DIRECTIONS FOR THIS TASK.
Copy nothing but the text: repeat each entry exactly and drop the images.

[Data entries]
○ ○ ○

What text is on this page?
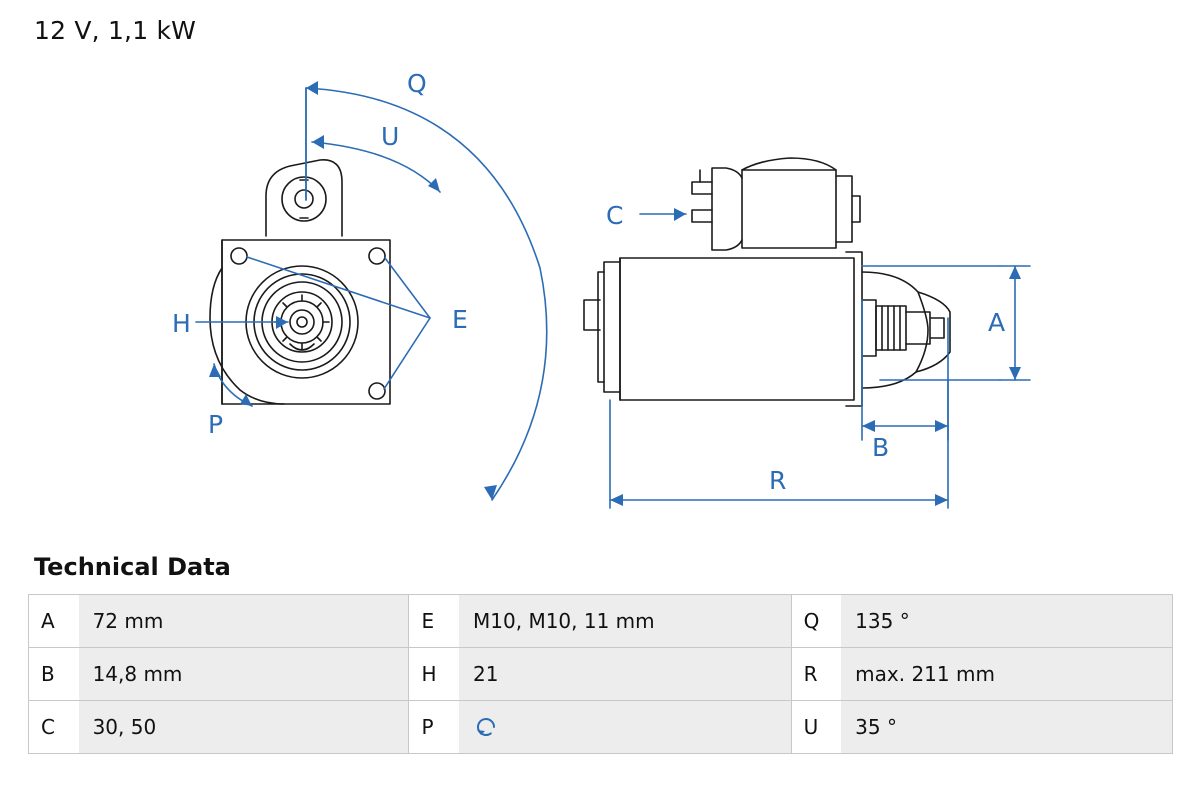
12 V, 1,1 kW
Q
U
E
H
P
C
A
B
R
Technical Data
A	72 mm	E	M10, M10, 11 mm	Q	135 °
B	14,8 mm	H	21	R	max. 211 mm
C	30, 50	P		U	35 °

○ ○ ○

EXERCISE RESPONSE.
What text is on this page?
12 V, 1,1 kW
Q
U
E
H
P
C
A
B
R
Technical Data
A	72 mm	E	M10, M10, 11 mm	Q	135 °
B	14,8 mm	H	21	R	max. 211 mm
C	30, 50	P		U	35 °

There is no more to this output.